The exercise => All lines holding the string "this" are to be shown.

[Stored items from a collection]
+ + +

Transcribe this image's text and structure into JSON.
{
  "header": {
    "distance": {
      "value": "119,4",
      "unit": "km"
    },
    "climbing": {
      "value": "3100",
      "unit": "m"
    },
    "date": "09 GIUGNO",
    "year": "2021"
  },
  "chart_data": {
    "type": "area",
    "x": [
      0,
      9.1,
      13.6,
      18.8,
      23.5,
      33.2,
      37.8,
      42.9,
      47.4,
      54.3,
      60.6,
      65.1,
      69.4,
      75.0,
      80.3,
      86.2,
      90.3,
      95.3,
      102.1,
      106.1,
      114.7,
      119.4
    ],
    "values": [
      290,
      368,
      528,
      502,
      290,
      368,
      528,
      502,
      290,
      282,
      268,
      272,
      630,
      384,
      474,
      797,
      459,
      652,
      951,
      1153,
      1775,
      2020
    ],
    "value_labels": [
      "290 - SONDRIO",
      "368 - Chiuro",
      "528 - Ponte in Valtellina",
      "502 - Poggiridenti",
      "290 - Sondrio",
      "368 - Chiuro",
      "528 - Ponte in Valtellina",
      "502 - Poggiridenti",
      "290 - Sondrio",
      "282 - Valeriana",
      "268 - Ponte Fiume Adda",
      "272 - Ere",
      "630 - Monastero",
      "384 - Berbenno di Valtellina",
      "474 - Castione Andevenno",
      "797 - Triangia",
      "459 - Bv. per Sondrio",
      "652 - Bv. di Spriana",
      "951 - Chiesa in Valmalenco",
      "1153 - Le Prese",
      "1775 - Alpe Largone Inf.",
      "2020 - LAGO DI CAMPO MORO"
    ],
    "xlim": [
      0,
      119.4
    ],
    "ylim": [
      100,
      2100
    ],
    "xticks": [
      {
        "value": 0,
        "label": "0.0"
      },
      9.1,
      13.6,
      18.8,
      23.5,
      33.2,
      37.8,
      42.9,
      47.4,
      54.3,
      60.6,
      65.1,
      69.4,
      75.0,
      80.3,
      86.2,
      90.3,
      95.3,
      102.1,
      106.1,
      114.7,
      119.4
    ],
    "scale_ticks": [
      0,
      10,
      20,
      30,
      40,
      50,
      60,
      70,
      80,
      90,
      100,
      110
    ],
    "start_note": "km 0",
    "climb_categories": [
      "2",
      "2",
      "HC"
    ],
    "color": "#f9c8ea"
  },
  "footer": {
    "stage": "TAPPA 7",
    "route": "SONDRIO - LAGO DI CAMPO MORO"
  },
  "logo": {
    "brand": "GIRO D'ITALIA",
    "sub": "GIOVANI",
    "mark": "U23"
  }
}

+ + +

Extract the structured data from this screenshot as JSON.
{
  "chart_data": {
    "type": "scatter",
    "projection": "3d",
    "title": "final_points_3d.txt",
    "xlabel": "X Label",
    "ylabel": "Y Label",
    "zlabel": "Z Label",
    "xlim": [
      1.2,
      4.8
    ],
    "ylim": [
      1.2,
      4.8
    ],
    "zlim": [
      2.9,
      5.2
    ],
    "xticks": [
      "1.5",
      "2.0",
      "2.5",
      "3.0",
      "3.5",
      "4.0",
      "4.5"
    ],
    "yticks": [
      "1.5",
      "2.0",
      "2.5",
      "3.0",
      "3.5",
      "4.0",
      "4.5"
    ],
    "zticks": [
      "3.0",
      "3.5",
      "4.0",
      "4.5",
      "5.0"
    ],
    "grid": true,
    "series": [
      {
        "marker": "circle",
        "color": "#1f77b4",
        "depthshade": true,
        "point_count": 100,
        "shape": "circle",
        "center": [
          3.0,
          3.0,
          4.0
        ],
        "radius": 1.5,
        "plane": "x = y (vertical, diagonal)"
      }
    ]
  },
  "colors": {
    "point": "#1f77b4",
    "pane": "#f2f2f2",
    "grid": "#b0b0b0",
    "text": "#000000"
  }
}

+ + +

Output of the task =>
Transcribe this image's text and structure into JSON.
Extract the structured data from this screenshot as JSON.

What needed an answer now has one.